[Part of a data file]
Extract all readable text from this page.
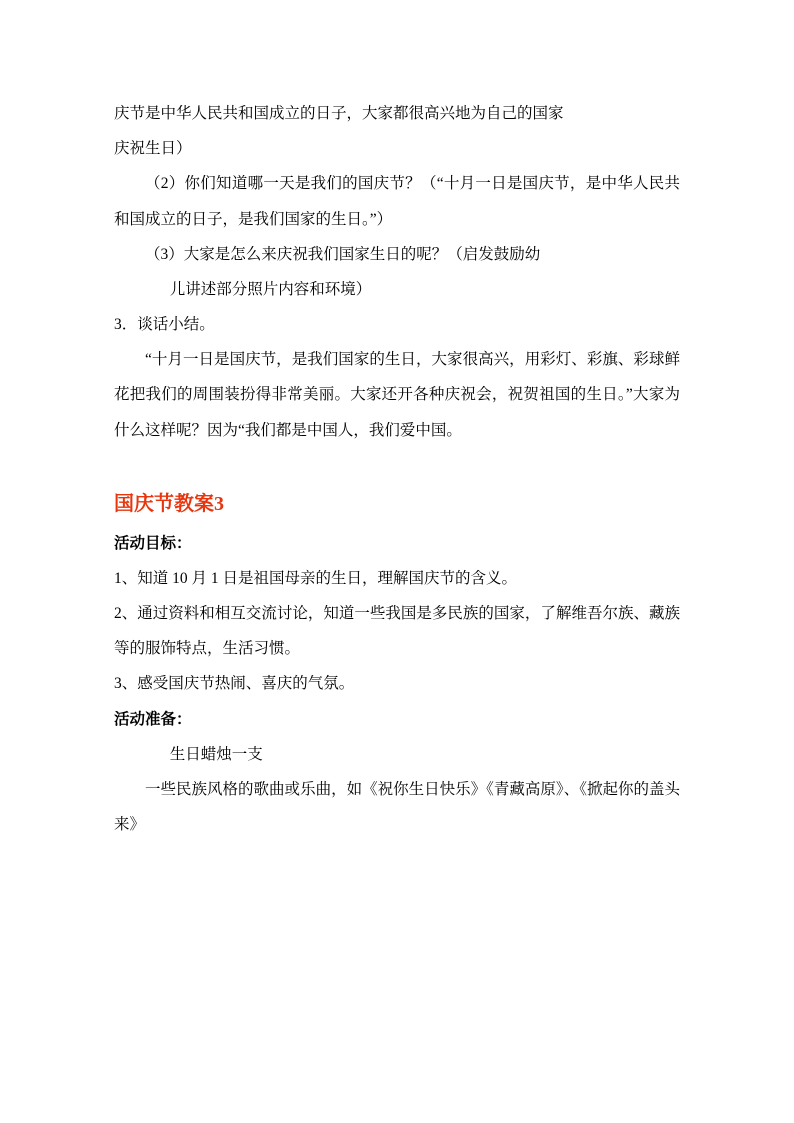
庆节是中华人民共和国成立的日子，大家都很高兴地为自己的国家

庆祝生日）

（2）你们知道哪一天是我们的国庆节？（“十月一日是国庆节，是中华人民共和国成立的日子，是我们国家的生日。”）

（3）大家是怎么来庆祝我们国家生日的呢？（启发鼓励幼

儿讲述部分照片内容和环境）

3．谈话小结。

“十月一日是国庆节，是我们国家的生日，大家很高兴，用彩灯、彩旗、彩球鲜花把我们的周围装扮得非常美丽。大家还开各种庆祝会，祝贺祖国的生日。”大家为什么这样呢？因为“我们都是中国人，我们爱中国。

国庆节教案3

活动目标：

1、知道 10 月 1 日是祖国母亲的生日，理解国庆节的含义。

2、通过资料和相互交流讨论，知道一些我国是多民族的国家，了解维吾尔族、藏族等的服饰特点，生活习惯。

3、感受国庆节热闹、喜庆的气氛。

活动准备：

生日蜡烛一支

一些民族风格的歌曲或乐曲，如《祝你生日快乐》《青藏高原》、《掀起你的盖头来》
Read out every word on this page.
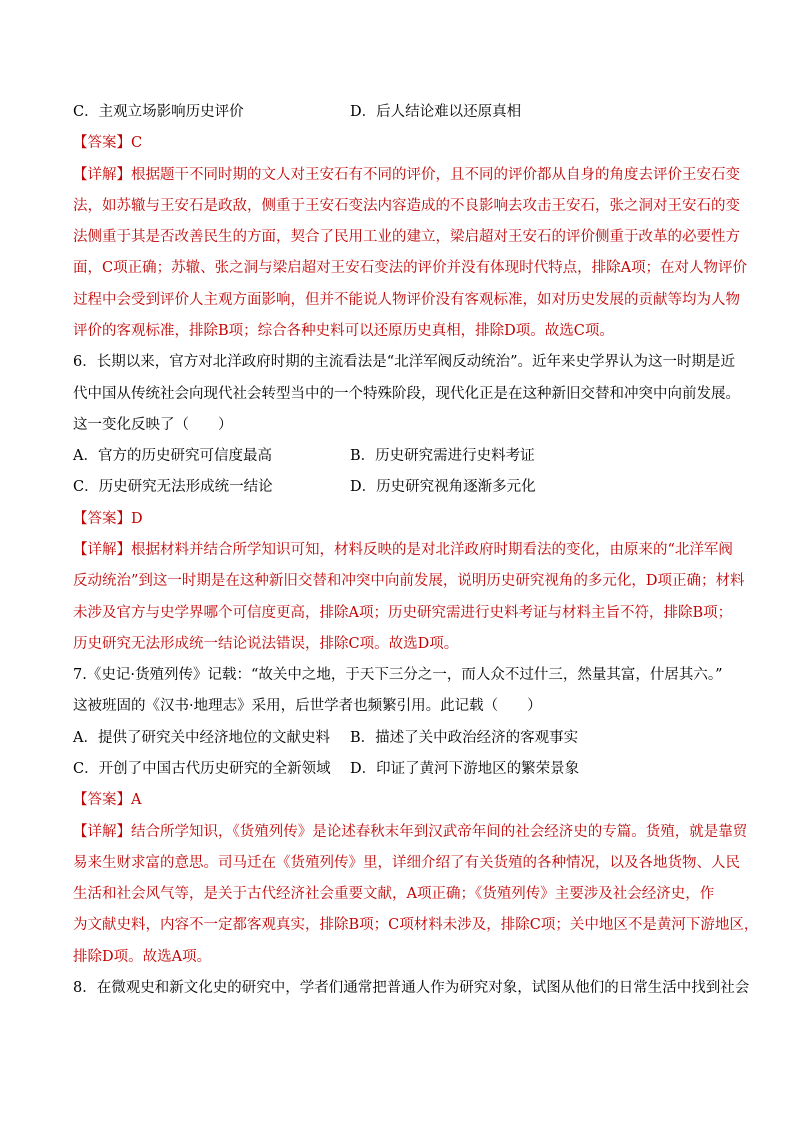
C．主观立场影响历史评价	D．后人结论难以还原真相
【答案】C
【详解】根据题干不同时期的文人对王安石有不同的评价，且不同的评价都从自身的角度去评价王安石变
法，如苏辙与王安石是政敌，侧重于王安石变法内容造成的不良影响去攻击王安石，张之洞对王安石的变
法侧重于其是否改善民生的方面，契合了民用工业的建立，梁启超对王安石的评价侧重于改革的必要性方
面，C项正确；苏辙、张之洞与梁启超对王安石变法的评价并没有体现时代特点，排除A项；在对人物评价
过程中会受到评价人主观方面影响，但并不能说人物评价没有客观标准，如对历史发展的贡献等均为人物
评价的客观标准，排除B项；综合各种史料可以还原历史真相，排除D项。故选C项。
6．长期以来，官方对北洋政府时期的主流看法是“北洋军阀反动统治”。近年来史学界认为这一时期是近
代中国从传统社会向现代社会转型当中的一个特殊阶段，现代化正是在这种新旧交替和冲突中向前发展。
这一变化反映了（　　）
A．官方的历史研究可信度最高	B．历史研究需进行史料考证
C．历史研究无法形成统一结论	D．历史研究视角逐渐多元化
【答案】D
【详解】根据材料并结合所学知识可知，材料反映的是对北洋政府时期看法的变化，由原来的“北洋军阀
反动统治”到这一时期是在这种新旧交替和冲突中向前发展，说明历史研究视角的多元化，D项正确；材料
未涉及官方与史学界哪个可信度更高，排除A项；历史研究需进行史料考证与材料主旨不符，排除B项；
历史研究无法形成统一结论说法错误，排除C项。故选D项。
7.《史记·货殖列传》记载：“故关中之地，于天下三分之一，而人众不过什三，然量其富，什居其六。”
这被班固的《汉书·地理志》采用，后世学者也频繁引用。此记载（　　）
A．提供了研究关中经济地位的文献史料 B．描述了关中政治经济的客观事实
C．开创了中国古代历史研究的全新领域 D．印证了黄河下游地区的繁荣景象
【答案】A
【详解】结合所学知识，《货殖列传》是论述春秋末年到汉武帝年间的社会经济史的专篇。货殖，就是靠贸
易来生财求富的意思。司马迁在《货殖列传》里，详细介绍了有关货殖的各种情况，以及各地货物、人民
生活和社会风气等，是关于古代经济社会重要文献，A项正确；《货殖列传》主要涉及社会经济史，作
为文献史料，内容不一定都客观真实，排除B项；C项材料未涉及，排除C项；关中地区不是黄河下游地区，
排除D项。故选A项。
8．在微观史和新文化史的研究中，学者们通常把普通人作为研究对象，试图从他们的日常生活中找到社会
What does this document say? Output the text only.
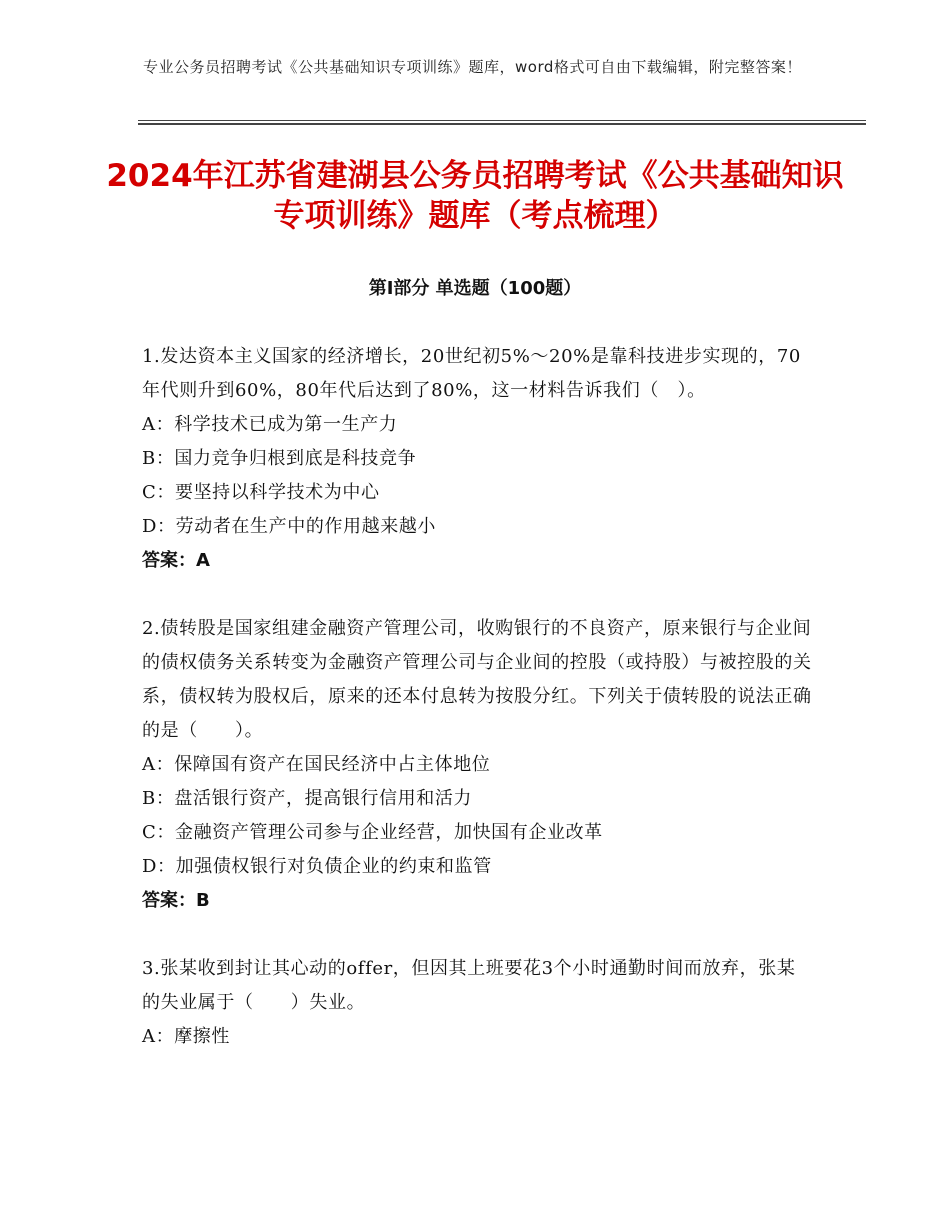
专业公务员招聘考试《公共基础知识专项训练》题库，word格式可自由下载编辑，附完整答案！
2024年江苏省建湖县公务员招聘考试《公共基础知识专项训练》题库（考点梳理）
第Ⅰ部分 单选题（100题）

1.发达资本主义国家的经济增长，20世纪初5%～20%是靠科技进步实现的，70年代则升到60%，80年代后达到了80%，这一材料告诉我们（　）。

A：科学技术已成为第一生产力

B：国力竞争归根到底是科技竞争

C：要坚持以科学技术为中心

D：劳动者在生产中的作用越来越小

答案：A

2.债转股是国家组建金融资产管理公司，收购银行的不良资产，原来银行与企业间的债权债务关系转变为金融资产管理公司与企业间的控股（或持股）与被控股的关系，债权转为股权后，原来的还本付息转为按股分红。下列关于债转股的说法正确的是（　　）。

A：保障国有资产在国民经济中占主体地位

B：盘活银行资产，提高银行信用和活力

C：金融资产管理公司参与企业经营，加快国有企业改革

D：加强债权银行对负债企业的约束和监管

答案：B

3.张某收到封让其心动的offer，但因其上班要花3个小时通勤时间而放弃，张某的失业属于（　　）失业。

A：摩擦性
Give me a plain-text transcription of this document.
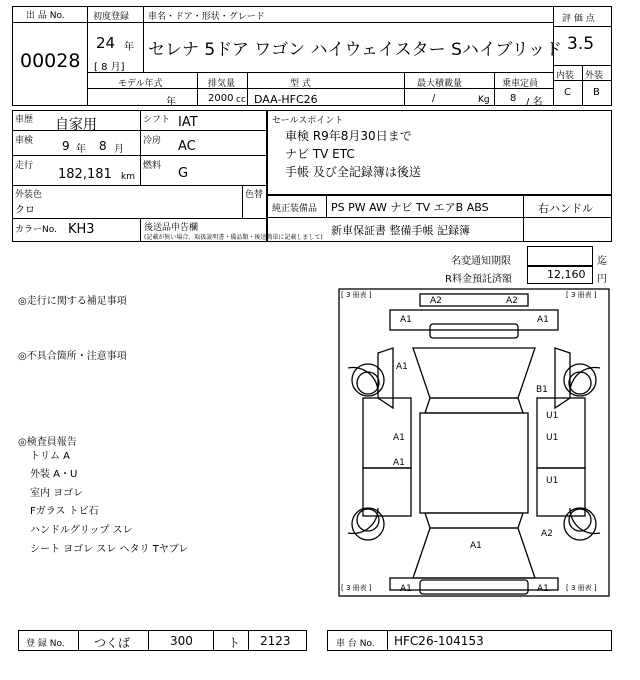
出 品 No.
00028
初度登録
24 年
[ 8 月]
車名・ドア・形状・グレード
セレナ 5ドア ワゴン ハイウェイスター Sハイブリッド
評 価 点
3.5
内装 外装
C B
モデル年式
年
排気量
2000 cc
型 式
DAA-HFC26
最大積載量
/	Kg
乗車定員
8 / 名
車歴 自家用	シフト IAT
車検 9 年 8 月
冷房 AC
走行
182,181 km
燃料 G
外装色
クロ
色替
カラーNo. KH3	後送品申告欄
(記載が無い場合、取扱説明書・備品類・後送簡単に記載しまして)
セールスポイント
車検 R9年8月30日まで
ナビ TV ETC
手帳 及び全記録簿は後送
純正装備品 PS PW AW ナビ TV エアB ABS	右ハンドル
新車保証書 整備手帳 記録簿
名変通知期限	迄
R料金預託済額	12,160 円
◎走行に関する補足事項
◎不具合箇所・注意事項
◎検査員報告
トリム A
外装 A・U
室内 ヨゴレ
Fガラス トビ石
ハンドルグリップ スレ
シート ヨゴレ スレ ヘタリ Tヤブレ
[ 3 冊表 ]	[ 3 冊表 ]
[ 3 冊表 ]	[ 3 冊表 ]
A2	A2
A1	A1
A1
B1
U1
U1
U1
A1
A1
A1
A2
A1	A1
登 録 No. つくば	300	ト 2123	車 台 No. HFC26-104153
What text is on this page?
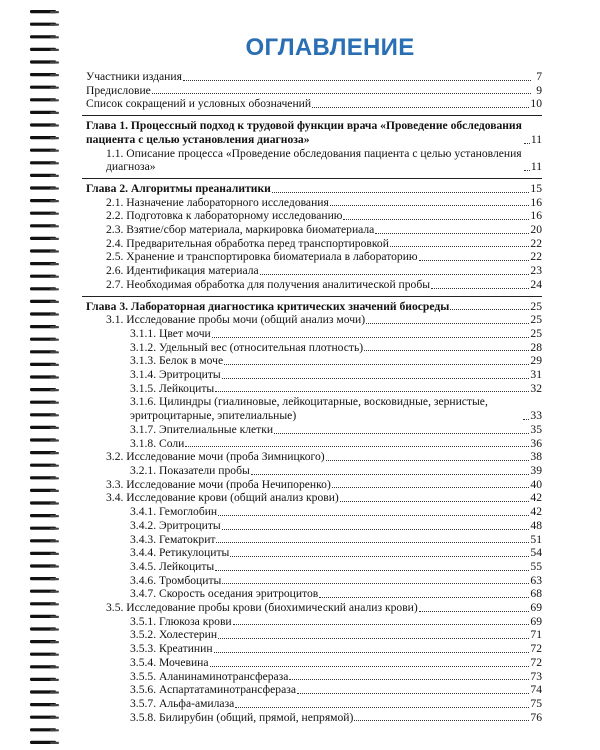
ОГЛАВЛЕНИЕ
Участники издания	7
Предисловие	9
Список сокращений и условных обозначений	10
Глава 1. Процессный подход к трудовой функции врача «Проведение обследования пациента с целью установления диагноза»	11
1.1. Описание процесса «Проведение обследования пациента с целью установления диагноза»	11
Глава 2. Алгоритмы преаналитики	15
2.1. Назначение лабораторного исследования	16
2.2. Подготовка к лабораторному исследованию	16
2.3. Взятие/сбор материала, маркировка биоматериала	20
2.4. Предварительная обработка перед транспортировкой	22
2.5. Хранение и транспортировка биоматериала в лабораторию	22
2.6. Идентификация материала	23
2.7. Необходимая обработка для получения аналитической пробы	24
Глава 3. Лабораторная диагностика критических значений биосреды	25
3.1. Исследование пробы мочи (общий анализ мочи)	25
3.1.1. Цвет мочи	25
3.1.2. Удельный вес (относительная плотность)	28
3.1.3. Белок в моче	29
3.1.4. Эритроциты	31
3.1.5. Лейкоциты	32
3.1.6. Цилиндры (гиалиновые, лейкоцитарные, восковидные, зернистые, эритроцитарные, эпителиальные)	33
3.1.7. Эпителиальные клетки	35
3.1.8. Соли	36
3.2. Исследование мочи (проба Зимницкого)	38
3.2.1. Показатели пробы	39
3.3. Исследование мочи (проба Нечипоренко)	40
3.4. Исследование крови (общий анализ крови)	42
3.4.1. Гемоглобин	42
3.4.2. Эритроциты	48
3.4.3. Гематокрит	51
3.4.4. Ретикулоциты	54
3.4.5. Лейкоциты	55
3.4.6. Тромбоциты	63
3.4.7. Скорость оседания эритроцитов	68
3.5. Исследование пробы крови (биохимический анализ крови)	69
3.5.1. Глюкоза крови	69
3.5.2. Холестерин	71
3.5.3. Креатинин	72
3.5.4. Мочевина	72
3.5.5. Аланинаминотрансфераза	73
3.5.6. Аспартатаминотрансфераза	74
3.5.7. Альфа-амилаза	75
3.5.8. Билирубин (общий, прямой, непрямой)	76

* [Task instructions]
Identify all lines where the word "Эритроциты" shows up. Copy them.

* [Reply]
3.1.4. Эритроциты	31
3.4.2. Эритроциты	48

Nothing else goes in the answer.